→ **REQUIREMENT**
Wherever the string "structure" occurs in a line of these records, report that line.

→ **DATA LINES**

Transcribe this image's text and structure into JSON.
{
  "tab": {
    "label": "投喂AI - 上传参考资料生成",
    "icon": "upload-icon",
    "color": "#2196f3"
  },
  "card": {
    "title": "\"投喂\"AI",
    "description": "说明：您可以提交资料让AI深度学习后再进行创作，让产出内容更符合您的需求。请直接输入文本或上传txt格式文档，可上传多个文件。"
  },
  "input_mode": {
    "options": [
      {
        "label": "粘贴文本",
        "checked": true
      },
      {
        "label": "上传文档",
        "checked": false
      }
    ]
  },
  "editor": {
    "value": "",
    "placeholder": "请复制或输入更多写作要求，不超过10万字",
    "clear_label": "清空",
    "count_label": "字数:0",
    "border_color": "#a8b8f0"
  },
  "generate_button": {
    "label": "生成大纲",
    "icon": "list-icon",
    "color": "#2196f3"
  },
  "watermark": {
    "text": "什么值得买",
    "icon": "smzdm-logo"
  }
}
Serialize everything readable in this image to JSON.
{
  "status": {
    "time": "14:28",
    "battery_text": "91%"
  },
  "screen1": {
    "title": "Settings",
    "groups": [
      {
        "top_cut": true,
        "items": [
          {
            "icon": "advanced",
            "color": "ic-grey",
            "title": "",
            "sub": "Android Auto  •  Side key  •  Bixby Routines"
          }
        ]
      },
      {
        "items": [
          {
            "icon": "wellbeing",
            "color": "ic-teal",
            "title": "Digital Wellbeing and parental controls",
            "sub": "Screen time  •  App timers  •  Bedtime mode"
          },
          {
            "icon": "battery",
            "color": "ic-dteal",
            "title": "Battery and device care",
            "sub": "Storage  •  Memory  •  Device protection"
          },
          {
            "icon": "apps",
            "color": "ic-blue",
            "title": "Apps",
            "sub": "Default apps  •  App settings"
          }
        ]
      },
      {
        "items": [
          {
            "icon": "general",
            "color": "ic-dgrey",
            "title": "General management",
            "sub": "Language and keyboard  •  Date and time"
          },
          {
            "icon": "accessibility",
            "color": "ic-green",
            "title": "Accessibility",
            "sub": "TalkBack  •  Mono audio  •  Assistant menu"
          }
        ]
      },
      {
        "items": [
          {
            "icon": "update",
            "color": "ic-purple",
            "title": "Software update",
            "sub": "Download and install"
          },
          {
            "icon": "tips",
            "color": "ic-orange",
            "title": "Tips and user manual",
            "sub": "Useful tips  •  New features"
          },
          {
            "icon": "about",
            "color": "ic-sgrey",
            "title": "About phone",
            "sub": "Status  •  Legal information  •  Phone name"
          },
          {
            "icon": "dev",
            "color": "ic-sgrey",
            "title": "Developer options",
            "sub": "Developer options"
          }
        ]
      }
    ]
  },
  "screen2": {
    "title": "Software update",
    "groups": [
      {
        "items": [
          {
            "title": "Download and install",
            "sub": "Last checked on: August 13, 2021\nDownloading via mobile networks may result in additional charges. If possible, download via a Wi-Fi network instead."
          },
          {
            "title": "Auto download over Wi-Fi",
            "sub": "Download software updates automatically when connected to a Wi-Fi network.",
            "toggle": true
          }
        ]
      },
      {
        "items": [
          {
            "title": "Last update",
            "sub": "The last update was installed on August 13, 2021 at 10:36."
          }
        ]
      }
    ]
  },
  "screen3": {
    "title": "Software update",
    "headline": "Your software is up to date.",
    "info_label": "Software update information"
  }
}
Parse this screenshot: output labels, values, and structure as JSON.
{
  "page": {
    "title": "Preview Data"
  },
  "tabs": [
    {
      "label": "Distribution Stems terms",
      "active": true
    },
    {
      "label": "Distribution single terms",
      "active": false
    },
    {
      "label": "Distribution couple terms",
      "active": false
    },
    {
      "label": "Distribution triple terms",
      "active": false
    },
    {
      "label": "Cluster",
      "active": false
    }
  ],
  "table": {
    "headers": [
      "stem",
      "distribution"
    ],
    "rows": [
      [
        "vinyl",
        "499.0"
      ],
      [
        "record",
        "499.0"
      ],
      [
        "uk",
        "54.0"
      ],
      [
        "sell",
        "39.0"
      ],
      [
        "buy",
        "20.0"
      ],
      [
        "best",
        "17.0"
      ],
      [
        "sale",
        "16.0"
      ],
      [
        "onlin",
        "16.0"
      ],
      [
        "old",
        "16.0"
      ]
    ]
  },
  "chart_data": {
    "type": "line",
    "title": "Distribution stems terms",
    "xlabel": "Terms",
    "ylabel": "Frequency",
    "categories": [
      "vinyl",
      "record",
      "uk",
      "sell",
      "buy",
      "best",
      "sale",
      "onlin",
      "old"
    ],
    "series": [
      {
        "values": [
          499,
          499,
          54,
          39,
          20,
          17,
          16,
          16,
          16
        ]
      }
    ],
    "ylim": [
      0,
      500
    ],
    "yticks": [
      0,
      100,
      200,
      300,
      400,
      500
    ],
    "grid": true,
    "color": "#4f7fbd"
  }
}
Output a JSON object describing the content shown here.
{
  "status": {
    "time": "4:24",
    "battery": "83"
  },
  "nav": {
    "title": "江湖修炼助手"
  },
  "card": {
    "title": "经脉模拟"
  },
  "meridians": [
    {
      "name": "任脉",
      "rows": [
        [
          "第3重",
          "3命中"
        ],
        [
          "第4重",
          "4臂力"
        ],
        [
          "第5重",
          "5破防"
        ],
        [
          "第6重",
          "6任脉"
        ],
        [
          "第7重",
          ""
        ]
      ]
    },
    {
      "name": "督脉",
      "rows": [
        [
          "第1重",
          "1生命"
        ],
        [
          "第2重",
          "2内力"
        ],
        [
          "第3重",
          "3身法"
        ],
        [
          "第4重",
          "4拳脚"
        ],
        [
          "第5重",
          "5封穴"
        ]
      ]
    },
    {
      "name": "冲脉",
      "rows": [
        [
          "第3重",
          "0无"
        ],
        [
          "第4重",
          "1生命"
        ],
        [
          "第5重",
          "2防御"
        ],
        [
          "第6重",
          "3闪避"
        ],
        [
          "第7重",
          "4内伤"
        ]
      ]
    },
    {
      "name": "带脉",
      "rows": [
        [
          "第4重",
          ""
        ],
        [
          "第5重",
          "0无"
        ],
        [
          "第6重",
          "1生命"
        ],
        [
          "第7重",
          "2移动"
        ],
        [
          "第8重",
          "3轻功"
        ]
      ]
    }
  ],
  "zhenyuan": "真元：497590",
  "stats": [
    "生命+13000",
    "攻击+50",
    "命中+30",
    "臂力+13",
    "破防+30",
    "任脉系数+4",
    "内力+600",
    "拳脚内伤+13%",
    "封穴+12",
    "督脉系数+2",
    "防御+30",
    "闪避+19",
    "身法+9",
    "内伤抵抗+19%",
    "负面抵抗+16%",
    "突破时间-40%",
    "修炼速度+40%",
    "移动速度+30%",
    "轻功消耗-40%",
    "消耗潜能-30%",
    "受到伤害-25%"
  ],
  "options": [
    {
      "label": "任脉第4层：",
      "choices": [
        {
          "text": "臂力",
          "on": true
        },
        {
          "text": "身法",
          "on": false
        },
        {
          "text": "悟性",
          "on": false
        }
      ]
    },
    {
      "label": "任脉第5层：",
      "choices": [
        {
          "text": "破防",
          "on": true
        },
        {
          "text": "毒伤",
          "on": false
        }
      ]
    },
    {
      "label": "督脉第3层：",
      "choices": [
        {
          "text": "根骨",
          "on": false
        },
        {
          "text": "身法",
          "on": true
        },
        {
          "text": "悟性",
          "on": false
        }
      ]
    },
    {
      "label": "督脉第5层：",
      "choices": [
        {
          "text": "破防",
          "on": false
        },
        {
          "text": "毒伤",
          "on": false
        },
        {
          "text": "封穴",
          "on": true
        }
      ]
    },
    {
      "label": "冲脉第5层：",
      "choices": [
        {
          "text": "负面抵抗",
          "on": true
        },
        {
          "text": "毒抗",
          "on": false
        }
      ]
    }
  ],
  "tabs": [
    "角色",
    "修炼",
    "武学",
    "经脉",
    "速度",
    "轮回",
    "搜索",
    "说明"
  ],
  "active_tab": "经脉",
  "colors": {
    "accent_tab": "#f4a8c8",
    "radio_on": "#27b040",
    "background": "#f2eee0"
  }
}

→ **RESPONSE BELOW**
Transcribe this image's text and structure into JSON.
Parse this screenshot: output labels, values, and structure as JSON.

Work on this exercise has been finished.